DIRECTIVE
In your copy, leave out the pictures; write out all the data exactly.

Entries with figure data
────
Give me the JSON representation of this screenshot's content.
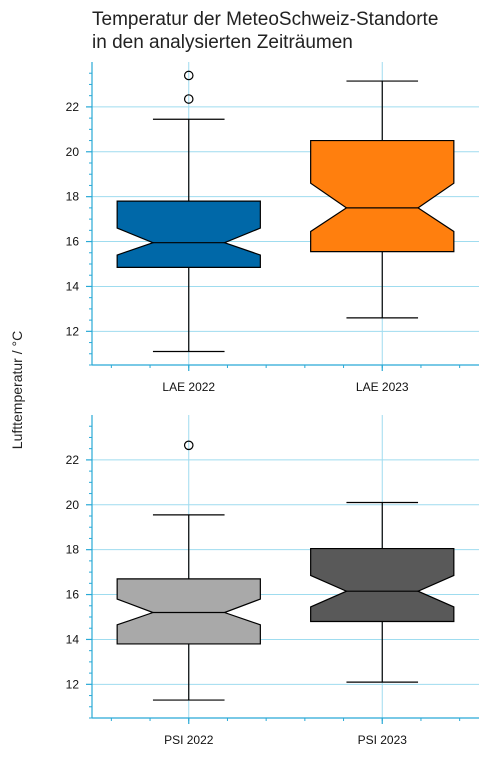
{
  "title_lines": [
    "Temperatur der MeteoSchweiz-Standorte",
    "in den analysierten Zeiträumen"
  ],
  "ylabel": "Lufttemperatur / °C",
  "colors": {
    "grid": "#9fdcef",
    "axis": "#29a9d6",
    "box_edge": "#000000"
  },
  "chart_data": [
    {
      "type": "box",
      "notched": true,
      "ylim": [
        10.5,
        24.0
      ],
      "yticks": [
        12,
        14,
        16,
        18,
        20,
        22
      ],
      "grid": true,
      "categories": [
        "LAE 2022",
        "LAE 2023"
      ],
      "boxes": [
        {
          "label": "LAE 2022",
          "color": "#0068a8",
          "whisker_low": 11.1,
          "q1": 14.85,
          "median": 15.95,
          "q3": 17.8,
          "whisker_high": 21.45,
          "notch_low": 15.4,
          "notch_high": 16.6,
          "outliers": [
            22.35,
            23.4
          ]
        },
        {
          "label": "LAE 2023",
          "color": "#ff7f0e",
          "whisker_low": 12.6,
          "q1": 15.55,
          "median": 17.5,
          "q3": 20.5,
          "whisker_high": 23.15,
          "notch_low": 16.45,
          "notch_high": 18.6,
          "outliers": []
        }
      ]
    },
    {
      "type": "box",
      "notched": true,
      "ylim": [
        10.5,
        24.0
      ],
      "yticks": [
        12,
        14,
        16,
        18,
        20,
        22
      ],
      "grid": true,
      "categories": [
        "PSI 2022",
        "PSI 2023"
      ],
      "boxes": [
        {
          "label": "PSI 2022",
          "color": "#a9a9a9",
          "whisker_low": 11.3,
          "q1": 13.8,
          "median": 15.2,
          "q3": 16.7,
          "whisker_high": 19.55,
          "notch_low": 14.65,
          "notch_high": 15.8,
          "outliers": [
            22.65
          ]
        },
        {
          "label": "PSI 2023",
          "color": "#595959",
          "whisker_low": 12.1,
          "q1": 14.8,
          "median": 16.15,
          "q3": 18.05,
          "whisker_high": 20.1,
          "notch_low": 15.45,
          "notch_high": 16.85,
          "outliers": []
        }
      ]
    }
  ]
}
────
COMPLETED EXERCISE
Give me the JSON representation of this screenshot's content.
{
  "title_lines": [
    "Temperatur der MeteoSchweiz-Standorte",
    "in den analysierten Zeiträumen"
  ],
  "ylabel": "Lufttemperatur / °C",
  "colors": {
    "grid": "#9fdcef",
    "axis": "#29a9d6",
    "box_edge": "#000000"
  },
  "chart_data": [
    {
      "type": "box",
      "notched": true,
      "ylim": [
        10.5,
        24.0
      ],
      "yticks": [
        12,
        14,
        16,
        18,
        20,
        22
      ],
      "grid": true,
      "categories": [
        "LAE 2022",
        "LAE 2023"
      ],
      "boxes": [
        {
          "label": "LAE 2022",
          "color": "#0068a8",
          "whisker_low": 11.1,
          "q1": 14.85,
          "median": 15.95,
          "q3": 17.8,
          "whisker_high": 21.45,
          "notch_low": 15.4,
          "notch_high": 16.6,
          "outliers": [
            22.35,
            23.4
          ]
        },
        {
          "label": "LAE 2023",
          "color": "#ff7f0e",
          "whisker_low": 12.6,
          "q1": 15.55,
          "median": 17.5,
          "q3": 20.5,
          "whisker_high": 23.15,
          "notch_low": 16.45,
          "notch_high": 18.6,
          "outliers": []
        }
      ]
    },
    {
      "type": "box",
      "notched": true,
      "ylim": [
        10.5,
        24.0
      ],
      "yticks": [
        12,
        14,
        16,
        18,
        20,
        22
      ],
      "grid": true,
      "categories": [
        "PSI 2022",
        "PSI 2023"
      ],
      "boxes": [
        {
          "label": "PSI 2022",
          "color": "#a9a9a9",
          "whisker_low": 11.3,
          "q1": 13.8,
          "median": 15.2,
          "q3": 16.7,
          "whisker_high": 19.55,
          "notch_low": 14.65,
          "notch_high": 15.8,
          "outliers": [
            22.65
          ]
        },
        {
          "label": "PSI 2023",
          "color": "#595959",
          "whisker_low": 12.1,
          "q1": 14.8,
          "median": 16.15,
          "q3": 18.05,
          "whisker_high": 20.1,
          "notch_low": 15.45,
          "notch_high": 16.85,
          "outliers": []
        }
      ]
    }
  ]
}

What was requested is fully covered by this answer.